> **WORK REQUIRED**:
Make an exact copy of the records, with the pictures left out.

> **WORKING DATA**:
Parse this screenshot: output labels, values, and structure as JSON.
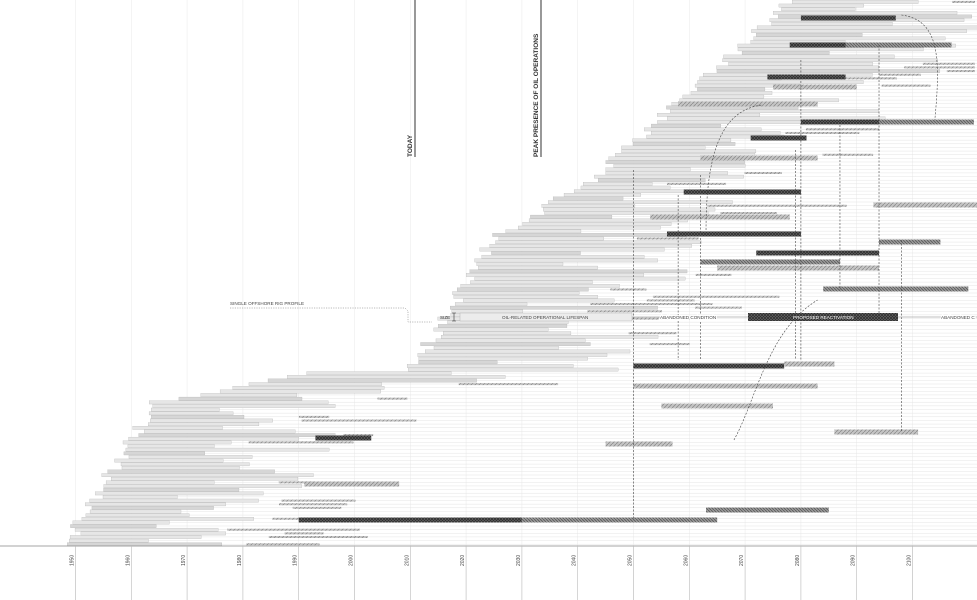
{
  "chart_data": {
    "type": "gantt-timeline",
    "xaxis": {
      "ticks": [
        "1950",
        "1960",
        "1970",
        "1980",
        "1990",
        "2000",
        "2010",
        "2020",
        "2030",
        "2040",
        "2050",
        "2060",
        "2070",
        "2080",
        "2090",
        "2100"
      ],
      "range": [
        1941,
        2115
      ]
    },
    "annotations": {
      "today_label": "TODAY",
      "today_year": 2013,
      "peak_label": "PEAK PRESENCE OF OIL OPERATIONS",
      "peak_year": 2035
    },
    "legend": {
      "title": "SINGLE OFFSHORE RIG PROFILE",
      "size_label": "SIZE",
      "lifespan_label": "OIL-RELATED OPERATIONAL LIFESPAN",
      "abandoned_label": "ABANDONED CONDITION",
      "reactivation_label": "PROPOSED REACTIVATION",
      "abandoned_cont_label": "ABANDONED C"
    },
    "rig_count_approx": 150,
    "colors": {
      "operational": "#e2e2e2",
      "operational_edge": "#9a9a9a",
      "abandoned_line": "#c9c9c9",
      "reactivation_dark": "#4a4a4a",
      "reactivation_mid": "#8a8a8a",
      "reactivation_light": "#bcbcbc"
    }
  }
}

> **TASK SOLUTION**:
Parse this screenshot: output labels, values, and structure as JSON.
{
  "chart_data": {
    "type": "gantt-timeline",
    "xaxis": {
      "ticks": [
        "1950",
        "1960",
        "1970",
        "1980",
        "1990",
        "2000",
        "2010",
        "2020",
        "2030",
        "2040",
        "2050",
        "2060",
        "2070",
        "2080",
        "2090",
        "2100"
      ],
      "range": [
        1941,
        2115
      ]
    },
    "annotations": {
      "today_label": "TODAY",
      "today_year": 2013,
      "peak_label": "PEAK PRESENCE OF OIL OPERATIONS",
      "peak_year": 2035
    },
    "legend": {
      "title": "SINGLE OFFSHORE RIG PROFILE",
      "size_label": "SIZE",
      "lifespan_label": "OIL-RELATED OPERATIONAL LIFESPAN",
      "abandoned_label": "ABANDONED CONDITION",
      "reactivation_label": "PROPOSED REACTIVATION",
      "abandoned_cont_label": "ABANDONED C"
    },
    "rig_count_approx": 150,
    "colors": {
      "operational": "#e2e2e2",
      "operational_edge": "#9a9a9a",
      "abandoned_line": "#c9c9c9",
      "reactivation_dark": "#4a4a4a",
      "reactivation_mid": "#8a8a8a",
      "reactivation_light": "#bcbcbc"
    }
  }
}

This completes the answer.